OBJECTIVE
Give a verbatim quotation of every record.

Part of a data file
-=-=-

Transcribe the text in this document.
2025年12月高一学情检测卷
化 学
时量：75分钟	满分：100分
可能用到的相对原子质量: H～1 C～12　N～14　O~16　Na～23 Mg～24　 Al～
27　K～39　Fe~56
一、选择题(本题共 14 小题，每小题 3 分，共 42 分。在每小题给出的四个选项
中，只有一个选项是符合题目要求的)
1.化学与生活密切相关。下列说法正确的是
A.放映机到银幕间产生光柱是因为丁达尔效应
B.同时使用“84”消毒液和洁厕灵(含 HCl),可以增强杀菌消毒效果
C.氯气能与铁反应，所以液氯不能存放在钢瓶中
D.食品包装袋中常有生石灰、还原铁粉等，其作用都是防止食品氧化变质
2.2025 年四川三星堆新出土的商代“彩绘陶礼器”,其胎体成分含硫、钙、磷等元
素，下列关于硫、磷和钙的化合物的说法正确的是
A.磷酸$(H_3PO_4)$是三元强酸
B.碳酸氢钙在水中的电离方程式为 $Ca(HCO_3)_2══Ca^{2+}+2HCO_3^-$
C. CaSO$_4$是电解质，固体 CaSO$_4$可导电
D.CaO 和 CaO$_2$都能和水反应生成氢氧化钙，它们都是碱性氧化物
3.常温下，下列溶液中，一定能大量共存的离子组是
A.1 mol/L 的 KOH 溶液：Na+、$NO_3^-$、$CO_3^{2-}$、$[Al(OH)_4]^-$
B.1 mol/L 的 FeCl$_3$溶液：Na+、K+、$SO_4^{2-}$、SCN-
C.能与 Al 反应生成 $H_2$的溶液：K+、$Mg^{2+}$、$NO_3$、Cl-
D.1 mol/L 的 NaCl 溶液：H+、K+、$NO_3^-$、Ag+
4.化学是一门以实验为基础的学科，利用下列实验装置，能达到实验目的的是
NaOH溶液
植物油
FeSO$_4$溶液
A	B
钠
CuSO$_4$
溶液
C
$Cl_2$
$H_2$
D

-=-=-

THE ANSWER
Transcribe the text in this document.
2025年12月高一学情检测卷
化 学
时量：75分钟	满分：100分
可能用到的相对原子质量: H～1 C～12　N～14　O~16　Na～23 Mg～24　 Al～
27　K～39　Fe~56
一、选择题(本题共 14 小题，每小题 3 分，共 42 分。在每小题给出的四个选项
中，只有一个选项是符合题目要求的)
1.化学与生活密切相关。下列说法正确的是
A.放映机到银幕间产生光柱是因为丁达尔效应
B.同时使用“84”消毒液和洁厕灵(含 HCl),可以增强杀菌消毒效果
C.氯气能与铁反应，所以液氯不能存放在钢瓶中
D.食品包装袋中常有生石灰、还原铁粉等，其作用都是防止食品氧化变质
2.2025 年四川三星堆新出土的商代“彩绘陶礼器”,其胎体成分含硫、钙、磷等元
素，下列关于硫、磷和钙的化合物的说法正确的是
A.磷酸$(H_3PO_4)$是三元强酸
B.碳酸氢钙在水中的电离方程式为 $Ca(HCO_3)_2══Ca^{2+}+2HCO_3^-$
C. CaSO$_4$是电解质，固体 CaSO$_4$可导电
D.CaO 和 CaO$_2$都能和水反应生成氢氧化钙，它们都是碱性氧化物
3.常温下，下列溶液中，一定能大量共存的离子组是
A.1 mol/L 的 KOH 溶液：Na+、$NO_3^-$、$CO_3^{2-}$、$[Al(OH)_4]^-$
B.1 mol/L 的 FeCl$_3$溶液：Na+、K+、$SO_4^{2-}$、SCN-
C.能与 Al 反应生成 $H_2$的溶液：K+、$Mg^{2+}$、$NO_3$、Cl-
D.1 mol/L 的 NaCl 溶液：H+、K+、$NO_3^-$、Ag+
4.化学是一门以实验为基础的学科，利用下列实验装置，能达到实验目的的是
NaOH溶液
植物油
FeSO$_4$溶液
A	B
钠
CuSO$_4$
溶液
C
$Cl_2$
$H_2$
D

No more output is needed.